- Opening Delimiter -

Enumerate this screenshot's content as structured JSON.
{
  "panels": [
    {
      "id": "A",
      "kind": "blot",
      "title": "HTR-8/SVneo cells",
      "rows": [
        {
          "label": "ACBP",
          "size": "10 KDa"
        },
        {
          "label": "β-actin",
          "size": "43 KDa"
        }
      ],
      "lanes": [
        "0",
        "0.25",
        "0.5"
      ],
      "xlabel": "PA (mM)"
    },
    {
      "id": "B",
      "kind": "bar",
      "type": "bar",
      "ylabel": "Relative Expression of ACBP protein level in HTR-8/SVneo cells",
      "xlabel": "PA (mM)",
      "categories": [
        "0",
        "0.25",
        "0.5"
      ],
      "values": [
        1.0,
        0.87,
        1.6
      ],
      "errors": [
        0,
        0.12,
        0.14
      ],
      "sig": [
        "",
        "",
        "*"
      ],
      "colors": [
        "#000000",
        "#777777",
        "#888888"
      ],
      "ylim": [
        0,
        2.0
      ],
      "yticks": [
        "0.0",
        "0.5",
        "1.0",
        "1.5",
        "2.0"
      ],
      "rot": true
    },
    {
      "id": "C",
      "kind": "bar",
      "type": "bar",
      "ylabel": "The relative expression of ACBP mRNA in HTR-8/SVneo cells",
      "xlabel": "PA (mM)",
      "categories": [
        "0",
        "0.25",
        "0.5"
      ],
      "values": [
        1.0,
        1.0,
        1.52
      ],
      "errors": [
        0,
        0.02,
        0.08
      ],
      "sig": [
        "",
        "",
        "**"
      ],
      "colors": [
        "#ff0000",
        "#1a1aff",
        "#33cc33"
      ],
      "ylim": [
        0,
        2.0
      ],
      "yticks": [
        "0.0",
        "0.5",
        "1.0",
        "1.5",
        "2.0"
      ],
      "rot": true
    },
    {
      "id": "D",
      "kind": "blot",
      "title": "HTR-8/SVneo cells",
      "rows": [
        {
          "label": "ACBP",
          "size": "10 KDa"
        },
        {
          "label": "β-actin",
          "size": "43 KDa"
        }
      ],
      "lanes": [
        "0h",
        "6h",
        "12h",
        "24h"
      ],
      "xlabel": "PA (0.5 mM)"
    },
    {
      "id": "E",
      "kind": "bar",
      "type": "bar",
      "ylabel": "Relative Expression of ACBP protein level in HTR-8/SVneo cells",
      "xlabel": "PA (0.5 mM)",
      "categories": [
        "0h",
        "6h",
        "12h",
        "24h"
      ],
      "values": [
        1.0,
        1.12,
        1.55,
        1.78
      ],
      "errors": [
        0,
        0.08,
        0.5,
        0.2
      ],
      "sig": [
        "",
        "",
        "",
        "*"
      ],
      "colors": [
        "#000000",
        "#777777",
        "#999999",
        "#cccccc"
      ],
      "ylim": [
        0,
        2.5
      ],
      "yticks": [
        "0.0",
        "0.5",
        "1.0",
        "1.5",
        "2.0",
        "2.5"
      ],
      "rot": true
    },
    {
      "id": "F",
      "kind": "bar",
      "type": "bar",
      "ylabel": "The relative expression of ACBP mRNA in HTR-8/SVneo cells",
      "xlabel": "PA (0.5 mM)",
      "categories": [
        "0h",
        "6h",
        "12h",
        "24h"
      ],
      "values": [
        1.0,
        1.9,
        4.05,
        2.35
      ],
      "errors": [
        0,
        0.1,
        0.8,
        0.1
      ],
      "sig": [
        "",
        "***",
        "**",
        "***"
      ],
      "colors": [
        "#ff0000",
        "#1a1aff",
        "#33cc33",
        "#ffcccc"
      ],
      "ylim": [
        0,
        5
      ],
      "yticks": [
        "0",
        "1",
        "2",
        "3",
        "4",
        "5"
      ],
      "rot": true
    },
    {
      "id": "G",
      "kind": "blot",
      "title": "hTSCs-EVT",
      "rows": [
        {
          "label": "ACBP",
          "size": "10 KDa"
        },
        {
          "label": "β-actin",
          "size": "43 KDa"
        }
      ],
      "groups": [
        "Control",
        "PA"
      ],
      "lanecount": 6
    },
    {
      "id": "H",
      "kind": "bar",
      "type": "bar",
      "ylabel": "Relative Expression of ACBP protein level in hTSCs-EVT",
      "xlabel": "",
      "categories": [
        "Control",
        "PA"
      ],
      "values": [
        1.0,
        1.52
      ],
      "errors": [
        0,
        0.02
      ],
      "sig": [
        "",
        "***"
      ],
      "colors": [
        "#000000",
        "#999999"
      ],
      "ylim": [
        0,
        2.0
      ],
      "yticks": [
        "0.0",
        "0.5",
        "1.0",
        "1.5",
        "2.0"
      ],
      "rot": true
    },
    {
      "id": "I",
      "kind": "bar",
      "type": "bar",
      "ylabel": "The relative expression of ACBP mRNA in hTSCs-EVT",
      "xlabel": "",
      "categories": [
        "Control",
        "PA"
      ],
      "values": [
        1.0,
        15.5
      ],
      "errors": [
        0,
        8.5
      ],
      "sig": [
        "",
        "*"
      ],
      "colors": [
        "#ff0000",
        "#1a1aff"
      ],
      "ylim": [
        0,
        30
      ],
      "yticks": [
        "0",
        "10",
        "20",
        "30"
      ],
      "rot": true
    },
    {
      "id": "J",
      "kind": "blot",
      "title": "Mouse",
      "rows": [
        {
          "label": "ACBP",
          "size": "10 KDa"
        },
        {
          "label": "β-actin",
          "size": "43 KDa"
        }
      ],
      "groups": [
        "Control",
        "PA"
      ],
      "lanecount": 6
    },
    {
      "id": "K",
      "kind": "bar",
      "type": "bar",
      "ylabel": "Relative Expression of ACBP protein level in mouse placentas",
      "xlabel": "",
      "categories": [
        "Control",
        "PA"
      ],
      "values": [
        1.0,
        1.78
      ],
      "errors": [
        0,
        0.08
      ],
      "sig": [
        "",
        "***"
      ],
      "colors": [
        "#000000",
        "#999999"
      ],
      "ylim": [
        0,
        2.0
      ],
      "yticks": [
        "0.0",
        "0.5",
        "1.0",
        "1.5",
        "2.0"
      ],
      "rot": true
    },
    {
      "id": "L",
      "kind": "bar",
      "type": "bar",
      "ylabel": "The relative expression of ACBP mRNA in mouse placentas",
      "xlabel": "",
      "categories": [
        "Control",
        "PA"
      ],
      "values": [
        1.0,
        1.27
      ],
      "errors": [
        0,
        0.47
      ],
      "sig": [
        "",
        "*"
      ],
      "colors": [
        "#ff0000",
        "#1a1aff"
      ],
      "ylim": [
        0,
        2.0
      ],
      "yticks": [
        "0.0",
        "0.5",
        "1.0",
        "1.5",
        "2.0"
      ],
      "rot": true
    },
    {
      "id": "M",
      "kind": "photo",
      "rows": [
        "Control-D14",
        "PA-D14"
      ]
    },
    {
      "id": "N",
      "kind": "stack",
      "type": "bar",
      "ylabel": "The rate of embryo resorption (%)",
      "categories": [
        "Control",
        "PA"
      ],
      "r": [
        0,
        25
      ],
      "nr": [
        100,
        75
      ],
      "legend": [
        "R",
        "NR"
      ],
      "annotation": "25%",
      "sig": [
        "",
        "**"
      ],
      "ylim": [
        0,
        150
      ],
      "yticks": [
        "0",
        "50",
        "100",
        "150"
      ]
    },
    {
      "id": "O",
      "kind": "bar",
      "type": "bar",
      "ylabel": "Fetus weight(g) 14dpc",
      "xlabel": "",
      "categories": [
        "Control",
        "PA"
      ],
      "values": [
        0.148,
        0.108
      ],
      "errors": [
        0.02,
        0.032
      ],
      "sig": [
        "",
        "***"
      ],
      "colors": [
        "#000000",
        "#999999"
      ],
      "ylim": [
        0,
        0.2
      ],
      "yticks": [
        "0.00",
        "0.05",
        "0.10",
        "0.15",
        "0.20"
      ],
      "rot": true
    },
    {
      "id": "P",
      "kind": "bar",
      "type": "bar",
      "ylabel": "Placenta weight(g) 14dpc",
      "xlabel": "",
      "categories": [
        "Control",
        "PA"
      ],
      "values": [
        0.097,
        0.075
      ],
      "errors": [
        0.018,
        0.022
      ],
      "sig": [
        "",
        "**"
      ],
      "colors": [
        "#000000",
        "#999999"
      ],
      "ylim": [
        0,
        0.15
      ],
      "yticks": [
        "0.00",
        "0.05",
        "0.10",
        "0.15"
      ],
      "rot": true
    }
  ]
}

- Closing Delimiter -

Look through the listing above. Pick out each line with "mRNA" and copy it.

** Expected answer **
      "ylabel": "The relative expression of ACBP mRNA in HTR-8/SVneo cells",
      "ylabel": "The relative expression of ACBP mRNA in HTR-8/SVneo cells",
      "ylabel": "The relative expression of ACBP mRNA in hTSCs-EVT",
      "ylabel": "The relative expression of ACBP mRNA in mouse placentas",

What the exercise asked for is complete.